● Direction:
Pick out every line with the word "name" and copy it.
>>>>
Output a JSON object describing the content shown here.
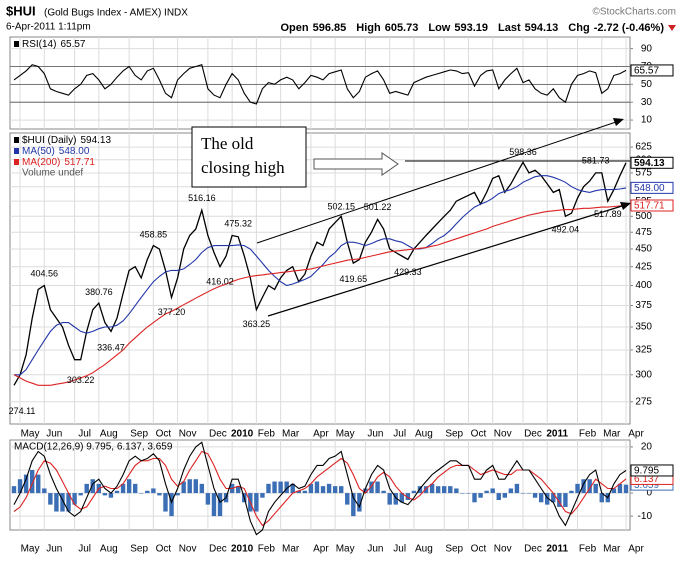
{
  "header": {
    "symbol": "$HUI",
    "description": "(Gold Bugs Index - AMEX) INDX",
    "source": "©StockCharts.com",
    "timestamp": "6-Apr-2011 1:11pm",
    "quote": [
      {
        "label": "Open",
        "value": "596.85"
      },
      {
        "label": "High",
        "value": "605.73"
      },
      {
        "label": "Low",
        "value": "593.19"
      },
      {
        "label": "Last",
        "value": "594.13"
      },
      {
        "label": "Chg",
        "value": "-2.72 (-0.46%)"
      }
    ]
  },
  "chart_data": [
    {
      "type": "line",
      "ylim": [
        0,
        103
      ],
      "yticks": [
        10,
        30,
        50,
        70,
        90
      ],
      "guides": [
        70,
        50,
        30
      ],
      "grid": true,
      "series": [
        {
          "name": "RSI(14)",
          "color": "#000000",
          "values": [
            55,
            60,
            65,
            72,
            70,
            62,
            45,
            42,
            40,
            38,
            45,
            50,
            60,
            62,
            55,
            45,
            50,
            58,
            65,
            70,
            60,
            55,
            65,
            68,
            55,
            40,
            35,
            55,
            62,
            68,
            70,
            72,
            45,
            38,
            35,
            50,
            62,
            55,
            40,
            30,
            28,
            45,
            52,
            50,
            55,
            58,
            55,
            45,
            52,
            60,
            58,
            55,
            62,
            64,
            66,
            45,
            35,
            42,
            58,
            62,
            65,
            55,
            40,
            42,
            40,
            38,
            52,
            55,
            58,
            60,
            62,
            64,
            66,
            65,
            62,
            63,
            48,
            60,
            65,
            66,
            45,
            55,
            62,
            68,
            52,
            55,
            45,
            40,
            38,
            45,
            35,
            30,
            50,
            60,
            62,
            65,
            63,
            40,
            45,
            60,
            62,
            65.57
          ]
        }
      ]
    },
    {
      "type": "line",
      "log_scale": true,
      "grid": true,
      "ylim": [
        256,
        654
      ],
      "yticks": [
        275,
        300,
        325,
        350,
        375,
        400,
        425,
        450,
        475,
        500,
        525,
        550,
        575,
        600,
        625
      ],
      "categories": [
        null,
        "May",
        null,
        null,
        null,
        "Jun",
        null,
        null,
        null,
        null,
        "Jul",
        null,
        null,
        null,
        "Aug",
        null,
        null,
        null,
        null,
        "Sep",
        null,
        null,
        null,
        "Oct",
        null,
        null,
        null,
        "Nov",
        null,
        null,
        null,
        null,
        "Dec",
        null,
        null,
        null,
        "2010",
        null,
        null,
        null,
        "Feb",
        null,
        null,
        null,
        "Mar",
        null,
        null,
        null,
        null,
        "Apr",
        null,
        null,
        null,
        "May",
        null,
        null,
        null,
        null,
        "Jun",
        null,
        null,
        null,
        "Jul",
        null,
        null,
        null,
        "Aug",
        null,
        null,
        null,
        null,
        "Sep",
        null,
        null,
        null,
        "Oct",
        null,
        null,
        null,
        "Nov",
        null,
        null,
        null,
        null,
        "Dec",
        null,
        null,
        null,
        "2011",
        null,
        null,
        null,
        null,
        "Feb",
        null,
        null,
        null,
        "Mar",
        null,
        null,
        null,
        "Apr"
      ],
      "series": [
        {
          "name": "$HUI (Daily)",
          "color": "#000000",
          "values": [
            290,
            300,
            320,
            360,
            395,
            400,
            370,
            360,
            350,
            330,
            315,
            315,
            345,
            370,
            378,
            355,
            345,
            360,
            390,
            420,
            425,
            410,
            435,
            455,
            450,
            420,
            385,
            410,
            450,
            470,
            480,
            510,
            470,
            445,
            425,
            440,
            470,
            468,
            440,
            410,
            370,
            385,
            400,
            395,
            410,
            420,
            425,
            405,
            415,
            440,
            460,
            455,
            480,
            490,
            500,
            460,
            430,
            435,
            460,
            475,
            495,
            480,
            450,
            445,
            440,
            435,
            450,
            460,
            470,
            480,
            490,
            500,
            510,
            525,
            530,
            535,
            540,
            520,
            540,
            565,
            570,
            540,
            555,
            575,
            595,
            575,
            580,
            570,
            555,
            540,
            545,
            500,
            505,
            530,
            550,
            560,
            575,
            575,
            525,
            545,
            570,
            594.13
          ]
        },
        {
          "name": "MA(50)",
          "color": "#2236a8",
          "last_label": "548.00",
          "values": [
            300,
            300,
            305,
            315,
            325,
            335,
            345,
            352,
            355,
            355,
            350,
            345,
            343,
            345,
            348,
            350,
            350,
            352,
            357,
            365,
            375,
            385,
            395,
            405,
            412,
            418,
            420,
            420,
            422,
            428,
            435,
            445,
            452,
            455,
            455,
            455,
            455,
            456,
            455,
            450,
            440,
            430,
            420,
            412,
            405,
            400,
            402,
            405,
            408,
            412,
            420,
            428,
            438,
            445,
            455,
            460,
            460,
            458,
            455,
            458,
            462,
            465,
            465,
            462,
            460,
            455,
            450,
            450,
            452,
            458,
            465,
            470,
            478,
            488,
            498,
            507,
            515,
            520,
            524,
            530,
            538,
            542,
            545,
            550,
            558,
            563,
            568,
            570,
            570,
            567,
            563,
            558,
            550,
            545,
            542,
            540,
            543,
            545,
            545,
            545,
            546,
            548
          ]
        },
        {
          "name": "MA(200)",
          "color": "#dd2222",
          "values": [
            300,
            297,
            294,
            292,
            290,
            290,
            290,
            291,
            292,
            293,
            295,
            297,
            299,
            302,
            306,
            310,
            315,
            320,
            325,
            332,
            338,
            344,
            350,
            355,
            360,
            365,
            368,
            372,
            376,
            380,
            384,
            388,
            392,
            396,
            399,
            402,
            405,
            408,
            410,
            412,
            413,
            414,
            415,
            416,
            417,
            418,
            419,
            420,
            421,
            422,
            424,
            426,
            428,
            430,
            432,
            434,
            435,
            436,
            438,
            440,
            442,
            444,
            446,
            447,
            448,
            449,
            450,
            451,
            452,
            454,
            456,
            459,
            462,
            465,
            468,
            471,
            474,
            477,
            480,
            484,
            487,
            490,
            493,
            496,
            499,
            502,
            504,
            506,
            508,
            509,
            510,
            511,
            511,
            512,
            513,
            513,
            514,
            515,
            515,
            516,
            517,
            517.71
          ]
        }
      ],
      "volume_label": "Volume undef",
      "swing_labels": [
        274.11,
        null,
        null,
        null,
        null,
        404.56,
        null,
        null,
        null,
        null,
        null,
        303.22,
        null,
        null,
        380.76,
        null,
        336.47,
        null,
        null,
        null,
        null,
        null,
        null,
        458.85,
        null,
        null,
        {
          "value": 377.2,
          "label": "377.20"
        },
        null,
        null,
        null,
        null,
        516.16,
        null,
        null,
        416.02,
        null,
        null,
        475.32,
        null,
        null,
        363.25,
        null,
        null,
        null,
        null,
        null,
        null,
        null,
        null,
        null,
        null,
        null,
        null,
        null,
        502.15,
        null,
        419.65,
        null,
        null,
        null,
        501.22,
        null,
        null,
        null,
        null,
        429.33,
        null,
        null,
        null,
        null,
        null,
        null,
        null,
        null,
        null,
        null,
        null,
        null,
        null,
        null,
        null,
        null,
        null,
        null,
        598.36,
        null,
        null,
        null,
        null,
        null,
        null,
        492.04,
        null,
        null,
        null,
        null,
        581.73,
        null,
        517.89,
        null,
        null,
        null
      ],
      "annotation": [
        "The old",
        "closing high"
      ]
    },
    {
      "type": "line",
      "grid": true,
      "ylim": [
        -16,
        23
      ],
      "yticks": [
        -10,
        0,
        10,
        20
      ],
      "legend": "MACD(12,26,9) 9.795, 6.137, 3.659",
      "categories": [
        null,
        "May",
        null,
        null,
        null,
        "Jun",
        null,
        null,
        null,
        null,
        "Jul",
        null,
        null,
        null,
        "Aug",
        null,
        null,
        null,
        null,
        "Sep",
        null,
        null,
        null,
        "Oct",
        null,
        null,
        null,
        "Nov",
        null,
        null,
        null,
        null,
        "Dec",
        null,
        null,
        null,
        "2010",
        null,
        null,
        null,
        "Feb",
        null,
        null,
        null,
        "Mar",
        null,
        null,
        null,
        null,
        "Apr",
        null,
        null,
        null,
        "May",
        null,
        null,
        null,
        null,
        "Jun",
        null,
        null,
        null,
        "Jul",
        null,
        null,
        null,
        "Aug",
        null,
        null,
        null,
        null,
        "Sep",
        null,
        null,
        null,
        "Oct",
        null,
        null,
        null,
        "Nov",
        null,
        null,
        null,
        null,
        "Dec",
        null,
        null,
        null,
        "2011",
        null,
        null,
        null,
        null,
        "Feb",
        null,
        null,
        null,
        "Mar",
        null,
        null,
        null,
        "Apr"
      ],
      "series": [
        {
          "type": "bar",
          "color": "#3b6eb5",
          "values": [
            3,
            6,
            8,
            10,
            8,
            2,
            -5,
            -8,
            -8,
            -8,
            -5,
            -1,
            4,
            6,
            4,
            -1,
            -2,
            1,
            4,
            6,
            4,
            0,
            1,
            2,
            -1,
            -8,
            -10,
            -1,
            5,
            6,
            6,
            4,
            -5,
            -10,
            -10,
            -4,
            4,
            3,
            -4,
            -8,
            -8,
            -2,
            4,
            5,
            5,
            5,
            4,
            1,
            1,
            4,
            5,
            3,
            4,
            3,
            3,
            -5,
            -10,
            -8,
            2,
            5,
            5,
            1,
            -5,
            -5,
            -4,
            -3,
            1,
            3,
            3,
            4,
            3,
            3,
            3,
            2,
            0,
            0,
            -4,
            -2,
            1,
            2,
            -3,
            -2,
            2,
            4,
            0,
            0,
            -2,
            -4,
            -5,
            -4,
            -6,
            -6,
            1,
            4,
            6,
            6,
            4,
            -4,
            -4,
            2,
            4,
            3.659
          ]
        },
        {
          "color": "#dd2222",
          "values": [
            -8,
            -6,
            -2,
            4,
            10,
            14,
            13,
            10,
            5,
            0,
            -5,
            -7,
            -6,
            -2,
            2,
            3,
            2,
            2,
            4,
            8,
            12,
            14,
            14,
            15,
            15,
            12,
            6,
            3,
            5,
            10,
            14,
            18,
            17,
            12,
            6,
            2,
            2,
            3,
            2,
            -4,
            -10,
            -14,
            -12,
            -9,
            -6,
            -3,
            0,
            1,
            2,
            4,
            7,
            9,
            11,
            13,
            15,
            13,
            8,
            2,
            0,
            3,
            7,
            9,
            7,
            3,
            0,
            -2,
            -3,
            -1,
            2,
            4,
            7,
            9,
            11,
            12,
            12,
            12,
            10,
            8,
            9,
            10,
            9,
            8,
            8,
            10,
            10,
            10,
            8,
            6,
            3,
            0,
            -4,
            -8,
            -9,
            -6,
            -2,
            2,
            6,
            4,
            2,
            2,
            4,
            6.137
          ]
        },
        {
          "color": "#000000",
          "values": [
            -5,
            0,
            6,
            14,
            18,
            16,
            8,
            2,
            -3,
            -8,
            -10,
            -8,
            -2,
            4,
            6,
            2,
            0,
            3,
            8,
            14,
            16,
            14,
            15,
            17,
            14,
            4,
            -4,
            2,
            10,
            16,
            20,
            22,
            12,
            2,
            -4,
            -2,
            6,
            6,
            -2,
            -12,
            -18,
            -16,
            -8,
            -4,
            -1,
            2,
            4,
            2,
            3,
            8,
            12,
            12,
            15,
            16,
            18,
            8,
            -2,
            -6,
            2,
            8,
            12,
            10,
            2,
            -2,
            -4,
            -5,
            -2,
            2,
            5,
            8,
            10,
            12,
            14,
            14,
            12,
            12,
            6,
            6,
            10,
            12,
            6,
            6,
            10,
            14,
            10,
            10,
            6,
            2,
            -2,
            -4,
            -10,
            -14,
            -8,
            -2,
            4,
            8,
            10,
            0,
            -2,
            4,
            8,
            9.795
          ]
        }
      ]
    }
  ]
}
<<<<
● Response to the exercise:
          "name": "RSI(14)",
          "name": "$HUI (Daily)",
          "name": "MA(50)",
          "name": "MA(200)",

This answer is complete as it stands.